WHAT YOU HAVE TO DO — Extract all lines containing "color".

DATA RECORDS —
..............................
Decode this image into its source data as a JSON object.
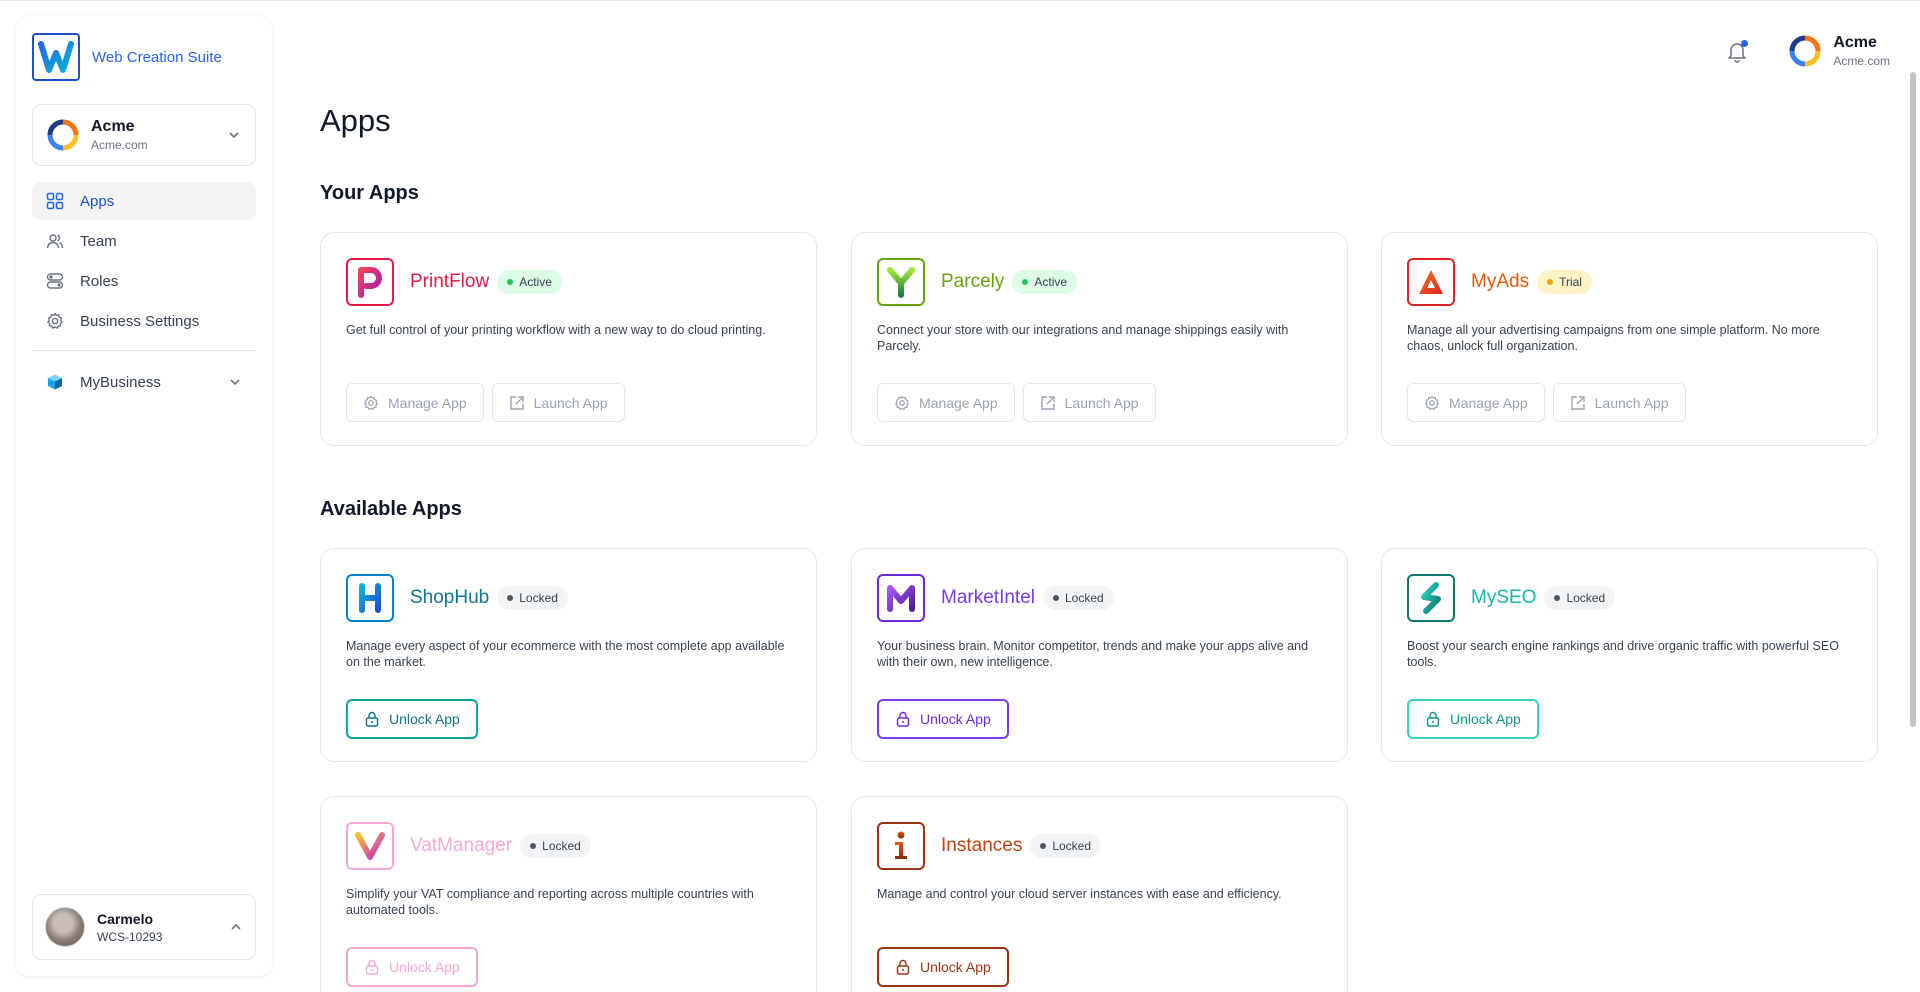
{
  "brand": {
    "name": "Web Creation Suite"
  },
  "org_switcher": {
    "name": "Acme",
    "domain": "Acme.com"
  },
  "nav": {
    "items": [
      {
        "label": "Apps",
        "icon": "grid-icon"
      },
      {
        "label": "Team",
        "icon": "users-icon"
      },
      {
        "label": "Roles",
        "icon": "toggles-icon"
      },
      {
        "label": "Business Settings",
        "icon": "gear-icon"
      }
    ],
    "business": {
      "label": "MyBusiness",
      "icon": "cube-icon"
    }
  },
  "user": {
    "name": "Carmelo",
    "id": "WCS-10293"
  },
  "header": {
    "account_name": "Acme",
    "account_domain": "Acme.com",
    "notification_icon": "bell-icon"
  },
  "page": {
    "title": "Apps",
    "your_apps_title": "Your Apps",
    "available_apps_title": "Available Apps"
  },
  "buttons": {
    "manage": "Manage App",
    "launch": "Launch App",
    "unlock": "Unlock App"
  },
  "your_apps": [
    {
      "name": "PrintFlow",
      "status": "Active",
      "description": "Get full control of your printing workflow with a new way to do cloud printing.",
      "color": "#e11d48"
    },
    {
      "name": "Parcely",
      "status": "Active",
      "description": "Connect your store with our integrations and manage shippings easily with Parcely.",
      "color": "#65a30d"
    },
    {
      "name": "MyAds",
      "status": "Trial",
      "description": "Manage all your advertising campaigns from one simple platform. No more chaos, unlock full organization.",
      "color": "#ea580c"
    }
  ],
  "available_apps": [
    {
      "name": "ShopHub",
      "status": "Locked",
      "description": "Manage every aspect of your ecommerce with the most complete app available on the market.",
      "color": "#0ea5e9"
    },
    {
      "name": "MarketIntel",
      "status": "Locked",
      "description": "Your business brain. Monitor competitor, trends and make your apps alive and with their own, new intelligence.",
      "color": "#7c3aed"
    },
    {
      "name": "MySEO",
      "status": "Locked",
      "description": "Boost your search engine rankings and drive organic traffic with powerful SEO tools.",
      "color": "#14b8a6"
    },
    {
      "name": "VatManager",
      "status": "Locked",
      "description": "Simplify your VAT compliance and reporting across multiple countries with automated tools.",
      "color": "#ec4899"
    },
    {
      "name": "Instances",
      "status": "Locked",
      "description": "Manage and control your cloud server instances with ease and efficiency.",
      "color": "#c2410c"
    }
  ]
}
..............................
TASK RESULT —
      "color": "#e11d48"
      "color": "#65a30d"
      "color": "#ea580c"
      "color": "#0ea5e9"
      "color": "#7c3aed"
      "color": "#14b8a6"
      "color": "#ec4899"
      "color": "#c2410c"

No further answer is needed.